_EXERCISE OBJECTIVE_. Write every record out again exactly as given.

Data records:

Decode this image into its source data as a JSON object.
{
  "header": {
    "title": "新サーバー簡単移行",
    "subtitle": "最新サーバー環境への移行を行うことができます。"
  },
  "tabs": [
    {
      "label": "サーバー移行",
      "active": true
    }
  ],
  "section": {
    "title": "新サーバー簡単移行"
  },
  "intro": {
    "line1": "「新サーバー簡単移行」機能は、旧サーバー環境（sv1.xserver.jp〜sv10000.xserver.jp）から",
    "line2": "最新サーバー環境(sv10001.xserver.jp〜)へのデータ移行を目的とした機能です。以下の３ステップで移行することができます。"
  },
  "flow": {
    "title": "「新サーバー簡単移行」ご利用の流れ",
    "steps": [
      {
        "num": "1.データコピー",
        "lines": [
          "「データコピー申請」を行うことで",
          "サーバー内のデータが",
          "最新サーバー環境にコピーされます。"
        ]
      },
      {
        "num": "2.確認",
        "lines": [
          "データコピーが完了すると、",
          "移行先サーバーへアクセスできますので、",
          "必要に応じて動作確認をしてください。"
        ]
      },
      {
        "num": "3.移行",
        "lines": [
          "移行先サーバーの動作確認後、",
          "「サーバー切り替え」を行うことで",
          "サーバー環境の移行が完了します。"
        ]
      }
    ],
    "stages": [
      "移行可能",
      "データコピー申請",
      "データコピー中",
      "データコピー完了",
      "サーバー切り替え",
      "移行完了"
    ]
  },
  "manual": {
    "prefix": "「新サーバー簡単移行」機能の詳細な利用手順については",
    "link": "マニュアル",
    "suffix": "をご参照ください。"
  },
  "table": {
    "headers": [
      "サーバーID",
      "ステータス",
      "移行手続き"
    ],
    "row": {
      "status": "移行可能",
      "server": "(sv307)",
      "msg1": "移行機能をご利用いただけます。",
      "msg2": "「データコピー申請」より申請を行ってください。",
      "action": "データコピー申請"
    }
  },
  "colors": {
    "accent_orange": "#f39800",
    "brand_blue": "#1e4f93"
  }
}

_SOLVED EXERCISE_.
Decode this image into its source data as a JSON object.
{
  "header": {
    "title": "新サーバー簡単移行",
    "subtitle": "最新サーバー環境への移行を行うことができます。"
  },
  "tabs": [
    {
      "label": "サーバー移行",
      "active": true
    }
  ],
  "section": {
    "title": "新サーバー簡単移行"
  },
  "intro": {
    "line1": "「新サーバー簡単移行」機能は、旧サーバー環境（sv1.xserver.jp〜sv10000.xserver.jp）から",
    "line2": "最新サーバー環境(sv10001.xserver.jp〜)へのデータ移行を目的とした機能です。以下の３ステップで移行することができます。"
  },
  "flow": {
    "title": "「新サーバー簡単移行」ご利用の流れ",
    "steps": [
      {
        "num": "1.データコピー",
        "lines": [
          "「データコピー申請」を行うことで",
          "サーバー内のデータが",
          "最新サーバー環境にコピーされます。"
        ]
      },
      {
        "num": "2.確認",
        "lines": [
          "データコピーが完了すると、",
          "移行先サーバーへアクセスできますので、",
          "必要に応じて動作確認をしてください。"
        ]
      },
      {
        "num": "3.移行",
        "lines": [
          "移行先サーバーの動作確認後、",
          "「サーバー切り替え」を行うことで",
          "サーバー環境の移行が完了します。"
        ]
      }
    ],
    "stages": [
      "移行可能",
      "データコピー申請",
      "データコピー中",
      "データコピー完了",
      "サーバー切り替え",
      "移行完了"
    ]
  },
  "manual": {
    "prefix": "「新サーバー簡単移行」機能の詳細な利用手順については",
    "link": "マニュアル",
    "suffix": "をご参照ください。"
  },
  "table": {
    "headers": [
      "サーバーID",
      "ステータス",
      "移行手続き"
    ],
    "row": {
      "status": "移行可能",
      "server": "(sv307)",
      "msg1": "移行機能をご利用いただけます。",
      "msg2": "「データコピー申請」より申請を行ってください。",
      "action": "データコピー申請"
    }
  },
  "colors": {
    "accent_orange": "#f39800",
    "brand_blue": "#1e4f93"
  }
}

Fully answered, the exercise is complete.